ENTRIES SUPPLIED:
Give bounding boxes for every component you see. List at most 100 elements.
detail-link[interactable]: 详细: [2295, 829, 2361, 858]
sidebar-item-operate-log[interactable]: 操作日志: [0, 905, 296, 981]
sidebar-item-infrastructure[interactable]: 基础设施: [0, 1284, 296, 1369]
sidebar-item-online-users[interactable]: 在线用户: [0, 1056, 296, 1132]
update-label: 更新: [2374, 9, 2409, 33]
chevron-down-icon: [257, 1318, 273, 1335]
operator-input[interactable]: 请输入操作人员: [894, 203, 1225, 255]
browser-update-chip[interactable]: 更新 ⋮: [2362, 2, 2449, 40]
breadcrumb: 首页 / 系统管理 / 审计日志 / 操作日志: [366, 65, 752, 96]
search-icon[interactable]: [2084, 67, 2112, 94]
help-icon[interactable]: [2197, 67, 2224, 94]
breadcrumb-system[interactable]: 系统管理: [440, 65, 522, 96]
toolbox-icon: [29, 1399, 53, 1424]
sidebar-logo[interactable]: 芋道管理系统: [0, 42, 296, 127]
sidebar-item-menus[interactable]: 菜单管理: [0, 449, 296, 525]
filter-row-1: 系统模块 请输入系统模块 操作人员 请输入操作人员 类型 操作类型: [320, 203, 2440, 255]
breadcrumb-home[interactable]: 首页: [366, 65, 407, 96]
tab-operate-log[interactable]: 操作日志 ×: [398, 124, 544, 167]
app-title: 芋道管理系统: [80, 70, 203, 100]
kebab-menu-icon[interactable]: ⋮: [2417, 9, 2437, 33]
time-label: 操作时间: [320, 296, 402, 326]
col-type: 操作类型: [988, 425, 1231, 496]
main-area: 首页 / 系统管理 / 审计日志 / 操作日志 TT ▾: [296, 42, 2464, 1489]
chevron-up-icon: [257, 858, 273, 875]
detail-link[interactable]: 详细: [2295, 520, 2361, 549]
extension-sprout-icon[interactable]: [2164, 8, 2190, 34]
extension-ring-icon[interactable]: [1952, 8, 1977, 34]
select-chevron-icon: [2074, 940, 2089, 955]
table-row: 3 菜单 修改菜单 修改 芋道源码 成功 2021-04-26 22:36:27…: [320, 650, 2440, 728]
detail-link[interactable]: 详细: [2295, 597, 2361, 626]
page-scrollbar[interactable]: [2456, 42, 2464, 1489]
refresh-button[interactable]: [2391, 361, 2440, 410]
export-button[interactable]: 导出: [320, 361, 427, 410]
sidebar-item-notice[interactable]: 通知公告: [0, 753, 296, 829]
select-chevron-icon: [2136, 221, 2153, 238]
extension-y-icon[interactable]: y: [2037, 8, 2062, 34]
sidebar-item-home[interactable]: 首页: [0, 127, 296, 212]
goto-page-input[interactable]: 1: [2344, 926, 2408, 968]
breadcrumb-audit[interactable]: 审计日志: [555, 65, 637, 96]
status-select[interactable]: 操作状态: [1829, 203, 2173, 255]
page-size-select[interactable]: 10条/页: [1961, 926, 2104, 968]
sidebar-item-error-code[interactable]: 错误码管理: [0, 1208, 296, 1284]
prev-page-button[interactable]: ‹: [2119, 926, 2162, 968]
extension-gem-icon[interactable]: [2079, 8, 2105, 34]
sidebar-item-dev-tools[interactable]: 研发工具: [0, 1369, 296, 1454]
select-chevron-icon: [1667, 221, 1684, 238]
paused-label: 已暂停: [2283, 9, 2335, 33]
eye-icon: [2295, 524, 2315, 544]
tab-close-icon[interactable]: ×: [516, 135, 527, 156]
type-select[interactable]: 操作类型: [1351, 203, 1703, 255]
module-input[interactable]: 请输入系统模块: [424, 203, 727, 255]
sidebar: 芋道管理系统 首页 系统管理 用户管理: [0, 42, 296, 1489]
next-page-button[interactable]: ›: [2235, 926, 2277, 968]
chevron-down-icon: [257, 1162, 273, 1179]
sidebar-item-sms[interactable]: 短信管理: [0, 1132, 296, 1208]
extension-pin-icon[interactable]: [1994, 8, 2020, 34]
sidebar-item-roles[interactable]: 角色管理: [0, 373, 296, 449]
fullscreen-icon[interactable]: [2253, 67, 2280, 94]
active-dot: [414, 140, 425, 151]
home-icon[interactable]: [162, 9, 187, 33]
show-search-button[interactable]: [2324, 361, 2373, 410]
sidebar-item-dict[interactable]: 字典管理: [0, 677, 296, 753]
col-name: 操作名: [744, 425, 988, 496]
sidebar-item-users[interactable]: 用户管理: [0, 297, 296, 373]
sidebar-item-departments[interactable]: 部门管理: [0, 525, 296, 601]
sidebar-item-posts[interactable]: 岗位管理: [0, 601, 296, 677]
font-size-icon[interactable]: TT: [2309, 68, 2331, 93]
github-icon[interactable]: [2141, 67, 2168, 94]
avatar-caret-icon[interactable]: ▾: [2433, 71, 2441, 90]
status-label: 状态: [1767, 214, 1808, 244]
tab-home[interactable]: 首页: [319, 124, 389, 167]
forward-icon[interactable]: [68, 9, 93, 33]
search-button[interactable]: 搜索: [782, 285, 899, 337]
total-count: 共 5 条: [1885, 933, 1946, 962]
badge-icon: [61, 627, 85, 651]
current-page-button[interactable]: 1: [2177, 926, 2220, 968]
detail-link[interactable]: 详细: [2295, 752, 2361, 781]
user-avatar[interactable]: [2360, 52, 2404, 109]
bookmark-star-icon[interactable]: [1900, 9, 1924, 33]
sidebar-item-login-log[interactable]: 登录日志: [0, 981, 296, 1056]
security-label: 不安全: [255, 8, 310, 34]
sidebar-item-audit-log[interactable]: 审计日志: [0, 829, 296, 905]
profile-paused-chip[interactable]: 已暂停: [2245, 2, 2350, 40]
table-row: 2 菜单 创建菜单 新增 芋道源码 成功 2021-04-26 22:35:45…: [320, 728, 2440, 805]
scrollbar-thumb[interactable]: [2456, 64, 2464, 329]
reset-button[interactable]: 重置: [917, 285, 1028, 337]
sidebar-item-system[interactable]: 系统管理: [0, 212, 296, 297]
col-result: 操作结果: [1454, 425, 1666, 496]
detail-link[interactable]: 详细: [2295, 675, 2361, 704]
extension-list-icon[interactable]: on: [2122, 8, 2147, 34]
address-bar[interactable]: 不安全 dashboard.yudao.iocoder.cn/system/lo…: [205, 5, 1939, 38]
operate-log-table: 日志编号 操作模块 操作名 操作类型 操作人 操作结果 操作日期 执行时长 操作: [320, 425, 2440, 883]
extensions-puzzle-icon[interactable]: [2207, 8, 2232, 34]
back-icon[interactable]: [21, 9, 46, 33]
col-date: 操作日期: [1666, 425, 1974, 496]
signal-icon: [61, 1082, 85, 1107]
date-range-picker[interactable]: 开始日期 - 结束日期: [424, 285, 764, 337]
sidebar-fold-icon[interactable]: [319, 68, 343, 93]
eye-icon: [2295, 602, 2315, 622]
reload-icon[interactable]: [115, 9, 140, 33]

WHAT YOU HAVE TO DO: Locate each line of the material above that contains the string "芋道管理系统", and copy every such line. Matching is case-sensitive.

FINAL RESULT:
sidebar-logo[interactable]: 芋道管理系统: [0, 42, 296, 127]
app-title: 芋道管理系统: [80, 70, 203, 100]
sidebar: 芋道管理系统 首页 系统管理 用户管理: [0, 42, 296, 1489]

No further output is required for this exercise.